### Extract provided

Fearlessness is a key trait for business founders in any industry. It’s a quality that shouldn’t be overlooked.

“Just do it!” Almost every startup founder I interviewed for The Australian’s series on expat entrepreneurs had the same advice for budding entrepreneurs wanting to go global – don’t wait, just do it.

Peter Grant of Brisbane founded Safesite did though inject a slightly different view when he pointed out that it may not make sense for a company with a good domestic business to make the move, “If it’s going to be too complex or you already have a profitable business in Australia you may not need to come to the US, you have to be realistic about it. It might make sense to find a local partner.”

In Peter’s case though that move made sense. “We have a year on our competitors,” he notes.

Not being scared of making the move was part of a discussion I had with TechnologyOne founder Adrian DiMarco today, I’d previously interviewed Adrian for Business Spectator a few years back and it was good to hear his views on the current startup mania and the Australian innovation push.

One of the points DiMarco made was about not being scared when launching a venture, whether it’s the competition, the marketplace or the overall daunting task of running a business, being fearless is a key attribute to making the first steps, not just success.

That fearlessness is something that should be acknowledged about business founders, whether it’s a tech startup, dog walking service or donut franchise. Every single proprietor is taking a great leap.

### Data

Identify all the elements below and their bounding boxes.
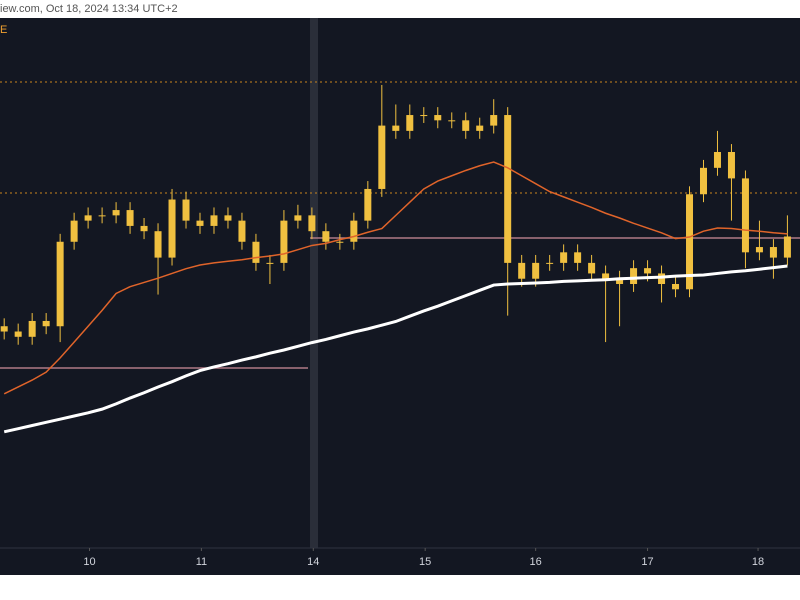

### Directive 1
Answer these questions about the article on founder fearlessness:
(a) Which newspaper's series on expat entrepreneurs does the article mention?
(b) What advantage over competitors does Peter Grant say his company has?
(c) Which company did Adrian DiMarco found?
### Directive 2
Please rename "budding entrepreneurs" as "aspiring entrepreneurs" and give the article's passage again, starting at "Fearlessness is a" and ending at "just do it.".

### Reply 1
(a) The Australian
(b) A year on its competitors
(c) TechnologyOne

### Reply 2
Fearlessness is a key trait for business founders in any industry. It’s a quality that shouldn’t be overlooked.

“Just do it!” Almost every startup founder I interviewed for The Australian’s series on expat entrepreneurs had the same advice for aspiring entrepreneurs wanting to go global – don’t wait, just do it.